### RAW DATA
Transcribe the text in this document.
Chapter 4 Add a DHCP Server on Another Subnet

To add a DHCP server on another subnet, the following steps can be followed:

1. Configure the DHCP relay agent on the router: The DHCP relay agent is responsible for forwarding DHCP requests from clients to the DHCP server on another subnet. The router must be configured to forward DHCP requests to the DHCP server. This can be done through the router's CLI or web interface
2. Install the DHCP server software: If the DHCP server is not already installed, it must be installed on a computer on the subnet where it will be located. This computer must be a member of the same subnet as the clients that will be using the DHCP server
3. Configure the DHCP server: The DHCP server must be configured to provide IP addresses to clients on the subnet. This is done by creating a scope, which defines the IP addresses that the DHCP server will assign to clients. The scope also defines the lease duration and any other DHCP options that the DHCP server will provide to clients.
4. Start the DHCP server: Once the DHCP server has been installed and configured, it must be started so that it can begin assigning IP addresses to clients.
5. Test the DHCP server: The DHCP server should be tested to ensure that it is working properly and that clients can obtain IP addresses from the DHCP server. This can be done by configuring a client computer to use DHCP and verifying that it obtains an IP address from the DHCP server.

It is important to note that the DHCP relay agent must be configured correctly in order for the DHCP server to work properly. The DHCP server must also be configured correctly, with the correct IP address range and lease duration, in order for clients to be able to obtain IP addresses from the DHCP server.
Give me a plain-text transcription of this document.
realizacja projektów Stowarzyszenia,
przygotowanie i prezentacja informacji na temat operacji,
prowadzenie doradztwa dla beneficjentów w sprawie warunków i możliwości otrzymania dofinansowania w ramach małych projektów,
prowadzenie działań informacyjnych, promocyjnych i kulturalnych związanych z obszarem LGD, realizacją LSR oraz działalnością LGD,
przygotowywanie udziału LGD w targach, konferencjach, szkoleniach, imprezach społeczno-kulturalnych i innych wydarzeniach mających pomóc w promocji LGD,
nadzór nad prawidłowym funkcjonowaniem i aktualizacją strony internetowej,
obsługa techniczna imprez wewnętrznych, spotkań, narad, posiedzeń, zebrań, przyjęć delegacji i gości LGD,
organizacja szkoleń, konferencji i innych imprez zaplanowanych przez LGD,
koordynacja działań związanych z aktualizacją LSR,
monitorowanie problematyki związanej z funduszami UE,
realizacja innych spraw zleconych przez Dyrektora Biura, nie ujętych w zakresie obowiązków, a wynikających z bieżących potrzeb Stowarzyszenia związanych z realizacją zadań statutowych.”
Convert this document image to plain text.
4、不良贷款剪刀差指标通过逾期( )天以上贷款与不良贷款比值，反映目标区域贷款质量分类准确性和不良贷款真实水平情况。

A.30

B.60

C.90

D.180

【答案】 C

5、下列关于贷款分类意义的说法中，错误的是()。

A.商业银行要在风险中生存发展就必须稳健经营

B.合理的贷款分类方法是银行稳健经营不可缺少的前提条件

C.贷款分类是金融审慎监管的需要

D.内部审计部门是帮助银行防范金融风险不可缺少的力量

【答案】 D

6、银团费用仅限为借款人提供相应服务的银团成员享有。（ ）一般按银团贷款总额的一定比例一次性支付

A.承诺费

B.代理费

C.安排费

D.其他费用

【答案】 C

### OBJECTIVE
Restate each of the entries above verbatim.

### WRITTEN RESPONSE
Transcribe the text in this document.
Chapter 4 Add a DHCP Server on Another Subnet

To add a DHCP server on another subnet, the following steps can be followed:

1. Configure the DHCP relay agent on the router: The DHCP relay agent is responsible for forwarding DHCP requests from clients to the DHCP server on another subnet. The router must be configured to forward DHCP requests to the DHCP server. This can be done through the router's CLI or web interface
2. Install the DHCP server software: If the DHCP server is not already installed, it must be installed on a computer on the subnet where it will be located. This computer must be a member of the same subnet as the clients that will be using the DHCP server
3. Configure the DHCP server: The DHCP server must be configured to provide IP addresses to clients on the subnet. This is done by creating a scope, which defines the IP addresses that the DHCP server will assign to clients. The scope also defines the lease duration and any other DHCP options that the DHCP server will provide to clients.
4. Start the DHCP server: Once the DHCP server has been installed and configured, it must be started so that it can begin assigning IP addresses to clients.
5. Test the DHCP server: The DHCP server should be tested to ensure that it is working properly and that clients can obtain IP addresses from the DHCP server. This can be done by configuring a client computer to use DHCP and verifying that it obtains an IP address from the DHCP server.

It is important to note that the DHCP relay agent must be configured correctly in order for the DHCP server to work properly. The DHCP server must also be configured correctly, with the correct IP address range and lease duration, in order for clients to be able to obtain IP addresses from the DHCP server.
Give me a plain-text transcription of this document.
realizacja projektów Stowarzyszenia,
przygotowanie i prezentacja informacji na temat operacji,
prowadzenie doradztwa dla beneficjentów w sprawie warunków i możliwości otrzymania dofinansowania w ramach małych projektów,
prowadzenie działań informacyjnych, promocyjnych i kulturalnych związanych z obszarem LGD, realizacją LSR oraz działalnością LGD,
przygotowywanie udziału LGD w targach, konferencjach, szkoleniach, imprezach społeczno-kulturalnych i innych wydarzeniach mających pomóc w promocji LGD,
nadzór nad prawidłowym funkcjonowaniem i aktualizacją strony internetowej,
obsługa techniczna imprez wewnętrznych, spotkań, narad, posiedzeń, zebrań, przyjęć delegacji i gości LGD,
organizacja szkoleń, konferencji i innych imprez zaplanowanych przez LGD,
koordynacja działań związanych z aktualizacją LSR,
monitorowanie problematyki związanej z funduszami UE,
realizacja innych spraw zleconych przez Dyrektora Biura, nie ujętych w zakresie obowiązków, a wynikających z bieżących potrzeb Stowarzyszenia związanych z realizacją zadań statutowych.”
Convert this document image to plain text.
4、不良贷款剪刀差指标通过逾期( )天以上贷款与不良贷款比值，反映目标区域贷款质量分类准确性和不良贷款真实水平情况。

A.30

B.60

C.90

D.180

【答案】 C

5、下列关于贷款分类意义的说法中，错误的是()。

A.商业银行要在风险中生存发展就必须稳健经营

B.合理的贷款分类方法是银行稳健经营不可缺少的前提条件

C.贷款分类是金融审慎监管的需要

D.内部审计部门是帮助银行防范金融风险不可缺少的力量

【答案】 D

6、银团费用仅限为借款人提供相应服务的银团成员享有。（ ）一般按银团贷款总额的一定比例一次性支付

A.承诺费

B.代理费

C.安排费

D.其他费用

【答案】 C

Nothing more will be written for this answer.